Note each line of the listing that contains the string "structured", and copy it.

* DATA
__________________________________________________

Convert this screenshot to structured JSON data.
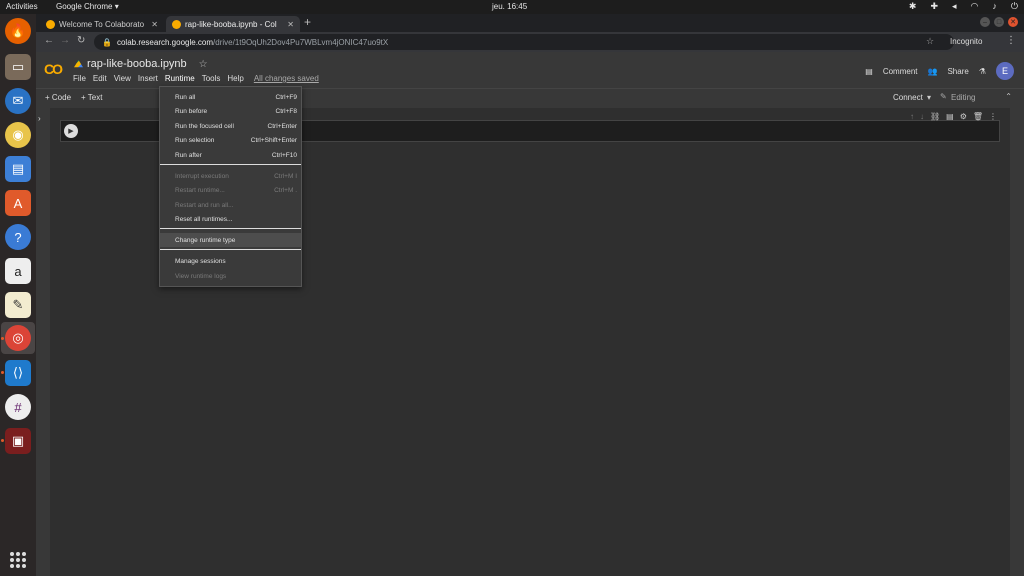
{
  "os": {
    "activities": "Activities",
    "app_menu": "Google Chrome ▾",
    "clock": "jeu. 16:45"
  },
  "browser": {
    "tabs": [
      {
        "title": "Welcome To Colaborato"
      },
      {
        "title": "rap-like-booba.ipynb - Col"
      }
    ],
    "url_host": "colab.research.google.com",
    "url_path": "/drive/1t9OqUh2Dov4Pu7WBLvm4jONIC47uo9tX",
    "incognito_label": "Incognito"
  },
  "colab": {
    "logo": "CO",
    "notebook_title": "rap-like-booba.ipynb",
    "menus": [
      "File",
      "Edit",
      "View",
      "Insert",
      "Runtime",
      "Tools",
      "Help"
    ],
    "save_status": "All changes saved",
    "comment_label": "Comment",
    "share_label": "Share",
    "avatar_letter": "E",
    "add_code": "+ Code",
    "add_text": "+ Text",
    "connect_label": "Connect",
    "editing_label": "Editing"
  },
  "runtime_menu": {
    "items": [
      {
        "label": "Run all",
        "shortcut": "Ctrl+F9",
        "enabled": true
      },
      {
        "label": "Run before",
        "shortcut": "Ctrl+F8",
        "enabled": true
      },
      {
        "label": "Run the focused cell",
        "shortcut": "Ctrl+Enter",
        "enabled": true
      },
      {
        "label": "Run selection",
        "shortcut": "Ctrl+Shift+Enter",
        "enabled": true
      },
      {
        "label": "Run after",
        "shortcut": "Ctrl+F10",
        "enabled": true
      },
      {
        "label": "Interrupt execution",
        "shortcut": "Ctrl+M I",
        "enabled": false
      },
      {
        "label": "Restart runtime...",
        "shortcut": "Ctrl+M .",
        "enabled": false
      },
      {
        "label": "Restart and run all...",
        "shortcut": "",
        "enabled": false
      },
      {
        "label": "Reset all runtimes...",
        "shortcut": "",
        "enabled": true
      },
      {
        "label": "Change runtime type",
        "shortcut": "",
        "enabled": true
      },
      {
        "label": "Manage sessions",
        "shortcut": "",
        "enabled": true
      },
      {
        "label": "View runtime logs",
        "shortcut": "",
        "enabled": false
      }
    ]
  }
}
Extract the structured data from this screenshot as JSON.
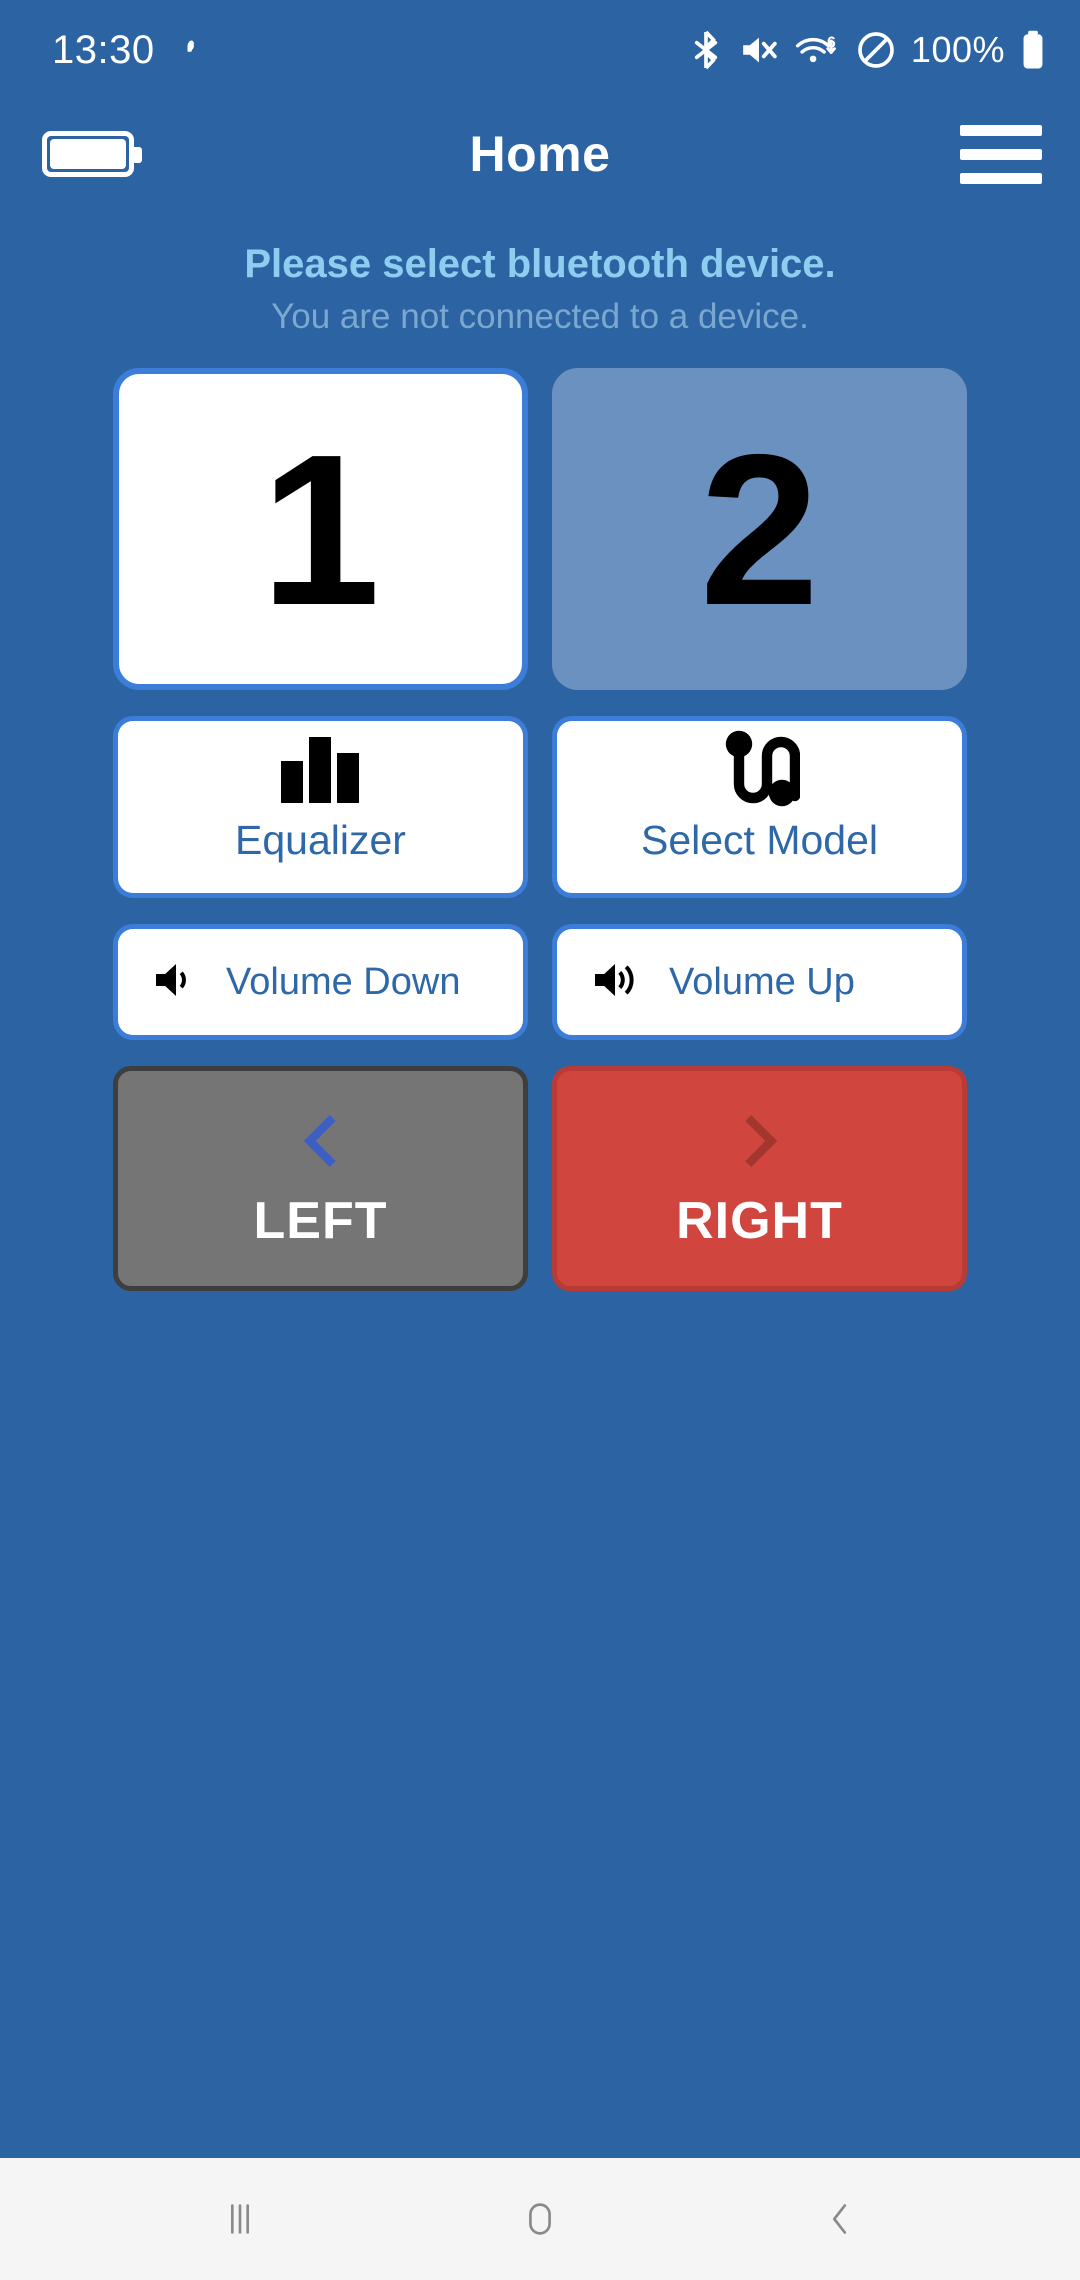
{
  "status_bar": {
    "time": "13:30",
    "battery_percent": "100%",
    "icons": [
      "fan-icon",
      "bluetooth-icon",
      "volume-muted-icon",
      "wifi-6-icon",
      "do-not-disturb-icon",
      "battery-full-icon"
    ]
  },
  "app_bar": {
    "title": "Home",
    "battery_icon": "battery-full-horizontal-icon",
    "menu_icon": "hamburger-menu-icon"
  },
  "messages": {
    "primary": "Please select bluetooth device.",
    "secondary": "You are not connected to a device."
  },
  "tiles": [
    {
      "label": "1",
      "state": "selected"
    },
    {
      "label": "2",
      "state": "disabled"
    }
  ],
  "actions": [
    {
      "label": "Equalizer",
      "icon": "equalizer-bars-icon"
    },
    {
      "label": "Select Model",
      "icon": "headphone-curve-icon"
    }
  ],
  "volume": [
    {
      "label": "Volume Down",
      "icon": "volume-down-icon"
    },
    {
      "label": "Volume Up",
      "icon": "volume-up-icon"
    }
  ],
  "direction": [
    {
      "label": "LEFT",
      "icon": "chevron-left-icon",
      "state": "inactive"
    },
    {
      "label": "RIGHT",
      "icon": "chevron-right-icon",
      "state": "active"
    }
  ],
  "nav_bar": {
    "recents": "recents-icon",
    "home": "home-icon",
    "back": "back-icon"
  },
  "colors": {
    "background": "#2c64a3",
    "accent_border": "#3b7dd8",
    "label_blue": "#2f68a8",
    "message_primary": "#8fcdf0",
    "message_secondary": "#7ba8cf",
    "tile_disabled": "#6a91bf",
    "left_button": "#757575",
    "right_button": "#d1453f",
    "nav_bar": "#f5f5f5"
  }
}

__________________________________________________

* EXERCISE ANSWER
Convert this screenshot to structured JSON data.
Extract the structured data from this screenshot as JSON.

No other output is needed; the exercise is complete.